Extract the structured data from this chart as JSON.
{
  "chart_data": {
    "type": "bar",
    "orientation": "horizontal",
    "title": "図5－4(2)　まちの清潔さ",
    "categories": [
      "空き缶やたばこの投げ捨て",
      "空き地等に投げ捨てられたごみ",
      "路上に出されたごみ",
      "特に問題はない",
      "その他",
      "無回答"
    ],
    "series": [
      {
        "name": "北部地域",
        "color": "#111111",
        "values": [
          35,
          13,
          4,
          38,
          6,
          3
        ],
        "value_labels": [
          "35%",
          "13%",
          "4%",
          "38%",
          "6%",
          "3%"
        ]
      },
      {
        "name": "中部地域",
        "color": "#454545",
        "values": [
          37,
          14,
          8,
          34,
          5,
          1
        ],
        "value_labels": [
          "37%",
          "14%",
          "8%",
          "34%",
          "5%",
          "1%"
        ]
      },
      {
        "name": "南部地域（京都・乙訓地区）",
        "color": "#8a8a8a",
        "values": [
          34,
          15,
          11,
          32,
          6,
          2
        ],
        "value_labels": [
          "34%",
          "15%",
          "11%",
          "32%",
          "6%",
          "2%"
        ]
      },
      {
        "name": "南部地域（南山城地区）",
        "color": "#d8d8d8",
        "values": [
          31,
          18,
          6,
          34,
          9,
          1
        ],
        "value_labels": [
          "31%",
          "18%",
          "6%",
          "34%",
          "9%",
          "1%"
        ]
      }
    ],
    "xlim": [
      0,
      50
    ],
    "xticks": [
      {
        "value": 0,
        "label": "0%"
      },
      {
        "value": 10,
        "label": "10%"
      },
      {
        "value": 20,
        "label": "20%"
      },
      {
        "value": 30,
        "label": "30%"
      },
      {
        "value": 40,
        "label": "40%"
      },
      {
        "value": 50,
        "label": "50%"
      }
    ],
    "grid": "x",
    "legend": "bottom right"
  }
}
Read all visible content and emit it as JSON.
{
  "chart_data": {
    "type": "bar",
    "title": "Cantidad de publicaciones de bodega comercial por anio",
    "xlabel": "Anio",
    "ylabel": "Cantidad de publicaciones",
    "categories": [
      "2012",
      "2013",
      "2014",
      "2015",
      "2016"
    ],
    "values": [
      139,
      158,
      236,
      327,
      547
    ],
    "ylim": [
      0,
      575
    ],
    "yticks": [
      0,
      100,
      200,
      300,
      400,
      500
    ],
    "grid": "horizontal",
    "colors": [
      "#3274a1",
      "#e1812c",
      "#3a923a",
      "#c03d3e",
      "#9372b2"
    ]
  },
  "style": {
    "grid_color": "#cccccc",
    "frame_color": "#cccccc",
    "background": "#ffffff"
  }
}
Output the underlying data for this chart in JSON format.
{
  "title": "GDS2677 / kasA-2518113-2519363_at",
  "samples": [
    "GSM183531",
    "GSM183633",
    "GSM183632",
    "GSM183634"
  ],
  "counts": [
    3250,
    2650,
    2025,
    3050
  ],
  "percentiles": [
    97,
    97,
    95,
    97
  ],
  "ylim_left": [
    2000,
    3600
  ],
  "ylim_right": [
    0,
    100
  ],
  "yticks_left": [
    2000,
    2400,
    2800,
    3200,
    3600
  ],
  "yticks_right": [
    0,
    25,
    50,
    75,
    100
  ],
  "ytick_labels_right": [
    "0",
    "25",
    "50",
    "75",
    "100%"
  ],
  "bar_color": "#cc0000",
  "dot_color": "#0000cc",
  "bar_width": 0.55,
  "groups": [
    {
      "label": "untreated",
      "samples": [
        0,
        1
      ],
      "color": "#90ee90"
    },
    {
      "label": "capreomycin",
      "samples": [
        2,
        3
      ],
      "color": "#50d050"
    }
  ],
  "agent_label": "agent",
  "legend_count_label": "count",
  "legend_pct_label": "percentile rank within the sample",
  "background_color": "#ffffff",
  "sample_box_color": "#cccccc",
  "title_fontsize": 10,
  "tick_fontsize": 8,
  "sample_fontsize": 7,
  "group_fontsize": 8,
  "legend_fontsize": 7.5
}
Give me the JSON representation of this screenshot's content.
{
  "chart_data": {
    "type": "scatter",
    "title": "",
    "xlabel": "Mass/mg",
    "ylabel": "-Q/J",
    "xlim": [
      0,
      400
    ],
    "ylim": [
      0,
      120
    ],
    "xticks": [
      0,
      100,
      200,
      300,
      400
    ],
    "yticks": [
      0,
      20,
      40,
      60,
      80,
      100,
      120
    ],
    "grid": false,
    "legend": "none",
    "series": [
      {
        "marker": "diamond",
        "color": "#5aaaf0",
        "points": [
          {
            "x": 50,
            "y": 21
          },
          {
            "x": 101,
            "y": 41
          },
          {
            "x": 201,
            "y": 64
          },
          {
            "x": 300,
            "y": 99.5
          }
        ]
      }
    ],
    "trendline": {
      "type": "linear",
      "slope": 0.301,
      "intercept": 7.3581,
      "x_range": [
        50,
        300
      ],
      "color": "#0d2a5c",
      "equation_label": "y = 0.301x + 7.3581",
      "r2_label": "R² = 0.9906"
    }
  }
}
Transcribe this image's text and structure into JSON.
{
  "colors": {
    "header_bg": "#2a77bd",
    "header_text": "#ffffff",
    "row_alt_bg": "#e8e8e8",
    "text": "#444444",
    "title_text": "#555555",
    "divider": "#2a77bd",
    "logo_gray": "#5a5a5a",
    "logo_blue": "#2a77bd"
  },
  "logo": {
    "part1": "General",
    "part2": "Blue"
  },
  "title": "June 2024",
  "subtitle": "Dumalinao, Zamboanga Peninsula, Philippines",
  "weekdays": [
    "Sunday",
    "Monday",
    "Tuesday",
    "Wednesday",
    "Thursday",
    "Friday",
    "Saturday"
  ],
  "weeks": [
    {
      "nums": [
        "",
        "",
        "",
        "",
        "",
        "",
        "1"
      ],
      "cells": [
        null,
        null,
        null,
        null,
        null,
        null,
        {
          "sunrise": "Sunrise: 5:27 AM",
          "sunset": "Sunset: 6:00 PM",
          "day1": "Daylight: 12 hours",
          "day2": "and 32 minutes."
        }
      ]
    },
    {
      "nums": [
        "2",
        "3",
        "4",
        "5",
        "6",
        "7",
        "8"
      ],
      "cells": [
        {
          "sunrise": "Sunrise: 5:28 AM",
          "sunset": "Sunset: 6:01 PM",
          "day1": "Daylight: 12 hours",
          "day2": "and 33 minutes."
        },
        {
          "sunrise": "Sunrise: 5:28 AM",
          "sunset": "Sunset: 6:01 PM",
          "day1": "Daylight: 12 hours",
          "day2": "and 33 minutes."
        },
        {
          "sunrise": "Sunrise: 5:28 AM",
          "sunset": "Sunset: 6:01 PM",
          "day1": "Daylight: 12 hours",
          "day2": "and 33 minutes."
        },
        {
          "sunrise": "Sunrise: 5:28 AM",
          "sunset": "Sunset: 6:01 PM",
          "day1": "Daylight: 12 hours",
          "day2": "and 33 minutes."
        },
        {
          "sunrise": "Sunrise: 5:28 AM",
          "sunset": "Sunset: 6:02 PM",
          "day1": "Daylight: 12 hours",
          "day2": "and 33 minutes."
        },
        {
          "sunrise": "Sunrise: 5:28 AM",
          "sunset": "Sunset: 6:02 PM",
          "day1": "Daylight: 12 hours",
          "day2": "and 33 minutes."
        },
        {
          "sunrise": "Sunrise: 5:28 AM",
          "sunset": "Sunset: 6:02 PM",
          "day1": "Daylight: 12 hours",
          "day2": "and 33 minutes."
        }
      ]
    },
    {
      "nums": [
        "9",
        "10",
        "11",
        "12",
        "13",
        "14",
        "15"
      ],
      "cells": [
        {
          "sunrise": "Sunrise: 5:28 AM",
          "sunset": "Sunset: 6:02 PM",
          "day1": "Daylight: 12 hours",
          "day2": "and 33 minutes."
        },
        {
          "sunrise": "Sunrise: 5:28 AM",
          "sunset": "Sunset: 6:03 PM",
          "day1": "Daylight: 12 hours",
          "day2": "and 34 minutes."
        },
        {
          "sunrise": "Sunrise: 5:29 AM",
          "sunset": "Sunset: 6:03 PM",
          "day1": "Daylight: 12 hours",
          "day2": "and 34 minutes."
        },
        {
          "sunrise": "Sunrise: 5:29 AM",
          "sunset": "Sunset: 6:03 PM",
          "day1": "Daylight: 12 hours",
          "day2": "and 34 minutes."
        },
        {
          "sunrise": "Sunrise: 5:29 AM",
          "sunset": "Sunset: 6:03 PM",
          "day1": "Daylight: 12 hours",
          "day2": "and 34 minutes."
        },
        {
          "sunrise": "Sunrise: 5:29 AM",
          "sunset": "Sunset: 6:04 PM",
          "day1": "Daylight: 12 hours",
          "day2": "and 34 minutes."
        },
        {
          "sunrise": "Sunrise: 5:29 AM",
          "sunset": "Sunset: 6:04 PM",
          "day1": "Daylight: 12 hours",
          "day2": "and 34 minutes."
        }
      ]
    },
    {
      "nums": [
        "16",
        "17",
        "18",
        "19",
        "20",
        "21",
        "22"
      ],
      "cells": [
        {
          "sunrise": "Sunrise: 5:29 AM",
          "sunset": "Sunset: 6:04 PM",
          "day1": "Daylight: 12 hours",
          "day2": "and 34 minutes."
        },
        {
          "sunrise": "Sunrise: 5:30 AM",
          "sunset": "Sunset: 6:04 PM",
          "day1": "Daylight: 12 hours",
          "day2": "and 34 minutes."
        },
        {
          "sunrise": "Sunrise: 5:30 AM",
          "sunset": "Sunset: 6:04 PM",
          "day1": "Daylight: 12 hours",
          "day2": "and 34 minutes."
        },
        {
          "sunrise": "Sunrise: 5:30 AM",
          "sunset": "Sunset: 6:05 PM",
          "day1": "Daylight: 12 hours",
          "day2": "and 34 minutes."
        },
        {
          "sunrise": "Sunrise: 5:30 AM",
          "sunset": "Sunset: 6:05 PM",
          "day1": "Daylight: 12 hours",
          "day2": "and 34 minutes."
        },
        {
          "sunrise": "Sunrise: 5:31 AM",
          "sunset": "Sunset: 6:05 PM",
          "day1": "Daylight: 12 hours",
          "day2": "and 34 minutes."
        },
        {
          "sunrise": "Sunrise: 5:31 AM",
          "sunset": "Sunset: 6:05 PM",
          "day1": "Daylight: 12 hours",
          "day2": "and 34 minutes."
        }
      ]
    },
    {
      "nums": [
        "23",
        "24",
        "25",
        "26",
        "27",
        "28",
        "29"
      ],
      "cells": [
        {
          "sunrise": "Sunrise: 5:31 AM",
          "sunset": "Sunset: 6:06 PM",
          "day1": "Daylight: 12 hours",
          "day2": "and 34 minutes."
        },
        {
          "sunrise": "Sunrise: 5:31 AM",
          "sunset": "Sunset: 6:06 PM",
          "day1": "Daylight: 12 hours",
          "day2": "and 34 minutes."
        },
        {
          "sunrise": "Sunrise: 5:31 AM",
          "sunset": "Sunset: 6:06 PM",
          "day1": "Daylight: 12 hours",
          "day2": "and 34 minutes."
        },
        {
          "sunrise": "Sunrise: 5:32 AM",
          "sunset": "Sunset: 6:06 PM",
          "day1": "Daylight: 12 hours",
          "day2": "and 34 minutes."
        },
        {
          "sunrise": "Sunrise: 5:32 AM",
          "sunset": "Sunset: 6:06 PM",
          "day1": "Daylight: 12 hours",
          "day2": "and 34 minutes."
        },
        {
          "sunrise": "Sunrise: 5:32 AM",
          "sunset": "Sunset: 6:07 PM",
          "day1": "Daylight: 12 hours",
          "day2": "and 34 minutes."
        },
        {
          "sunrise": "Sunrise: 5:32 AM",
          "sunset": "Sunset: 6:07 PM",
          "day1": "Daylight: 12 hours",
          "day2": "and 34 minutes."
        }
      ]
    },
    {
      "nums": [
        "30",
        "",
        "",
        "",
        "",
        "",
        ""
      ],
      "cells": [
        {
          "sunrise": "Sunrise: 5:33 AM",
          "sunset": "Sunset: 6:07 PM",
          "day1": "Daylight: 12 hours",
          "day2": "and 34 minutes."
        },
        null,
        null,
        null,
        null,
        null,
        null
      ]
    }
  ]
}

+ + + + + + +

All lines above containing the string "this" are to be collected.

Extract the structured data from this chart as JSON.
Output the underlying data for this chart in JSON format.
Give me the JSON representation of this screenshot's content.
Transcribe this image's text and structure into JSON.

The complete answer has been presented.